>> Start Entries supplied
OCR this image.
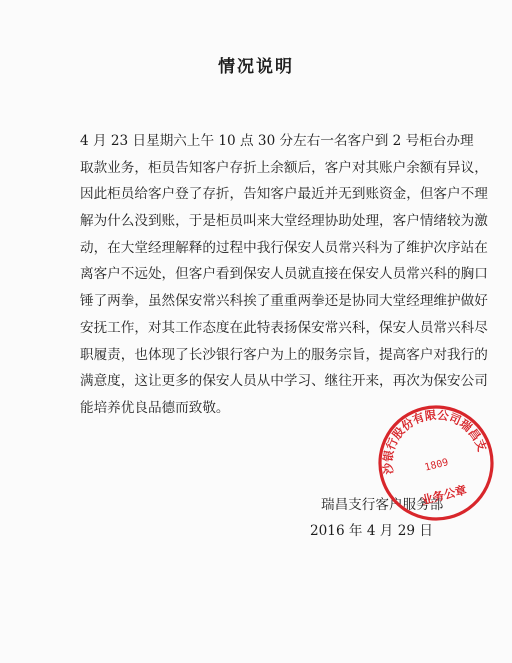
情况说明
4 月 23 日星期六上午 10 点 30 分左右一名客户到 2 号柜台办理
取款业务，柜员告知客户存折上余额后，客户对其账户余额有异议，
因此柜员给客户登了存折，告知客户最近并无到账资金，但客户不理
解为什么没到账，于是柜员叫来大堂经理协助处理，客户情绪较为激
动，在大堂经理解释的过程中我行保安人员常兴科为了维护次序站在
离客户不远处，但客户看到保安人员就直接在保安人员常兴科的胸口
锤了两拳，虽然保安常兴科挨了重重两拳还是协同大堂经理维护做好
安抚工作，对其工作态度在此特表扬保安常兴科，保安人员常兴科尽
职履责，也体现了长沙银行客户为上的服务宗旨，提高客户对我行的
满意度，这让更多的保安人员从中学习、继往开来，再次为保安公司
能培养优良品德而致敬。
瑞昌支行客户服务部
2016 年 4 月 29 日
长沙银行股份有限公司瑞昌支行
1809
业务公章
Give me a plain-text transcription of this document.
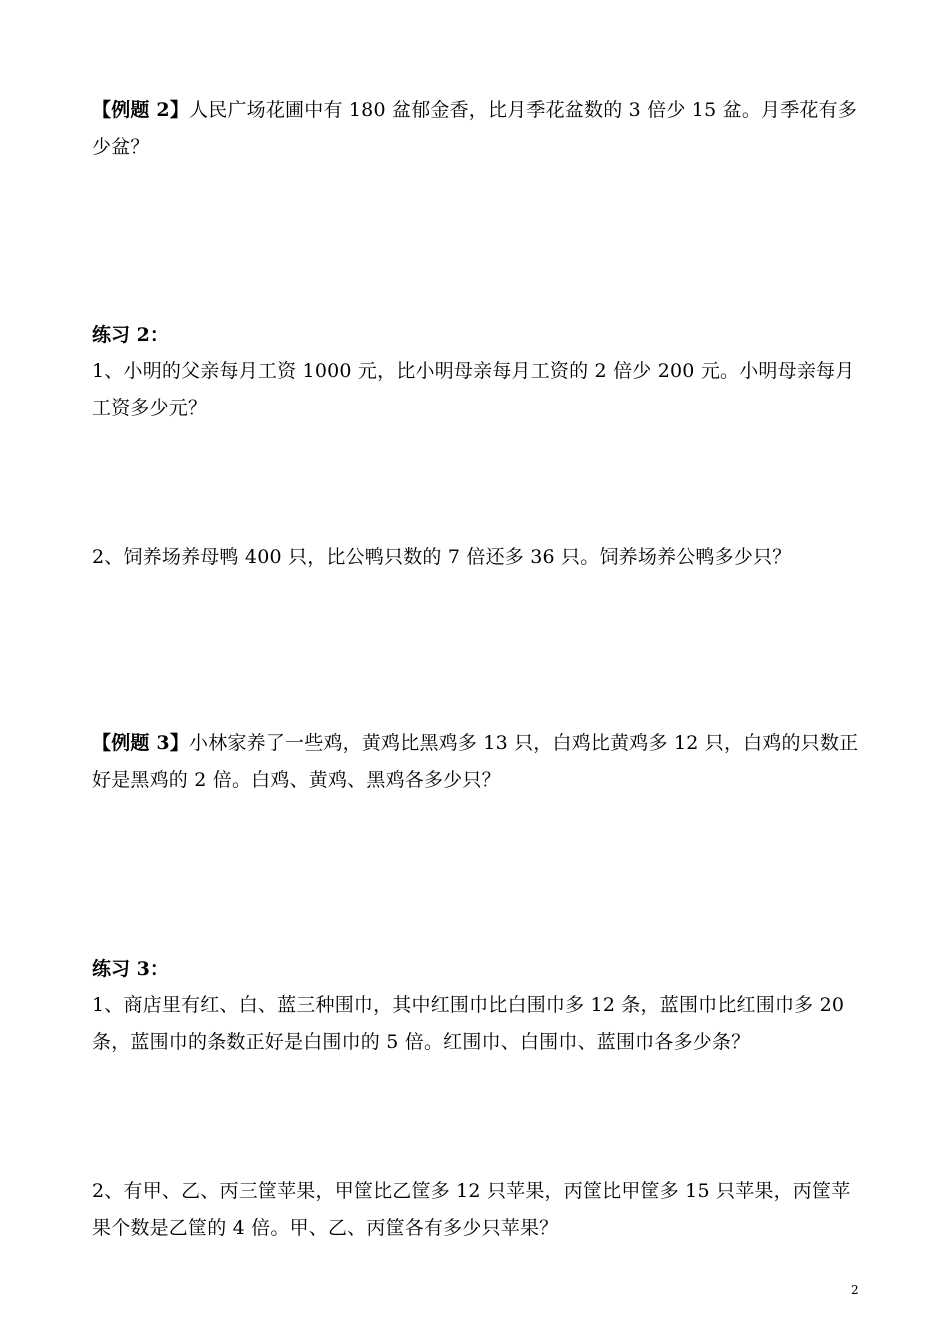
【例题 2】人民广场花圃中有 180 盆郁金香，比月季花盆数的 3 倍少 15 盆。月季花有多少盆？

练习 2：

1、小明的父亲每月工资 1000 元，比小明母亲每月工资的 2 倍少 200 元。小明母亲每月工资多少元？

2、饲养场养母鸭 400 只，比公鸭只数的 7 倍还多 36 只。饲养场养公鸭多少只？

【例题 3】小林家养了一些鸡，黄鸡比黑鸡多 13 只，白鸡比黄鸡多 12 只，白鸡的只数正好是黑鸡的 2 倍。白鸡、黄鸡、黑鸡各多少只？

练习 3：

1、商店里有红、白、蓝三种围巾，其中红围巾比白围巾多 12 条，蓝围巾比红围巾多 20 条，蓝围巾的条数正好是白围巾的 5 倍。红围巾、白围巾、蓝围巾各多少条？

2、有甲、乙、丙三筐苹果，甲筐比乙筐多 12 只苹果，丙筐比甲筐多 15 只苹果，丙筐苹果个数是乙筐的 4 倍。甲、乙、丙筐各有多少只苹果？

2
>> End Entries supplied
>> Start Entries supplied
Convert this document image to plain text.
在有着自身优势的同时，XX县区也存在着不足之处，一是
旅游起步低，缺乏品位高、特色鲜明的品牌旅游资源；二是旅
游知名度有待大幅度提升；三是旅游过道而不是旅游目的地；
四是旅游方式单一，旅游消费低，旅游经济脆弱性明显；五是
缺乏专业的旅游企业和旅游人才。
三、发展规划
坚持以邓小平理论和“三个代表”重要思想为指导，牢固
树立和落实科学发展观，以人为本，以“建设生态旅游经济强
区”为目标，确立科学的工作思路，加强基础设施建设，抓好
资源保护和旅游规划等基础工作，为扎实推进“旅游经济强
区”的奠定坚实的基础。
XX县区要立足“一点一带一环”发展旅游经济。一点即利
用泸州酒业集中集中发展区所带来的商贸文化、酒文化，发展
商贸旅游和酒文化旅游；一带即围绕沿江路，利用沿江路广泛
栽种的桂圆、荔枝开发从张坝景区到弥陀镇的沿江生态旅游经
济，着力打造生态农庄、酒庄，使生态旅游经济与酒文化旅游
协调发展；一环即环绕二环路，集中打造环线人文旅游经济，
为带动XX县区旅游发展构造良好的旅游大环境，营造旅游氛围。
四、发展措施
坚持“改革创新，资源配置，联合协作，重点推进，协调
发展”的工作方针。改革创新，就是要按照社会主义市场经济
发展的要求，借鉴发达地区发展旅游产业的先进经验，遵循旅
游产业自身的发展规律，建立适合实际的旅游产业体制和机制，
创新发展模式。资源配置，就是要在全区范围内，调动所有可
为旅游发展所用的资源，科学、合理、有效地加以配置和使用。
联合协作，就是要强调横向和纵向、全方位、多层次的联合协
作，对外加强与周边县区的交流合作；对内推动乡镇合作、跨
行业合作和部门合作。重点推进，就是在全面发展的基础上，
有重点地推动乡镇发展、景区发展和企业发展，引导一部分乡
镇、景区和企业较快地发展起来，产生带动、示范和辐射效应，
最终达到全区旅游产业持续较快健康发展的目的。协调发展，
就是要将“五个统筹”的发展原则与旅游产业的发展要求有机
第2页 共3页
>> End Entries supplied
§ **Instructions to follow**
In the records above, locate the lines holding the word "联合协作". Copy each of them.

§ **Solution for this exercise**
坚持“改革创新，资源配置，联合协作，重点推进，协调
联合协作，就是要强调横向和纵向、全方位、多层次的联合协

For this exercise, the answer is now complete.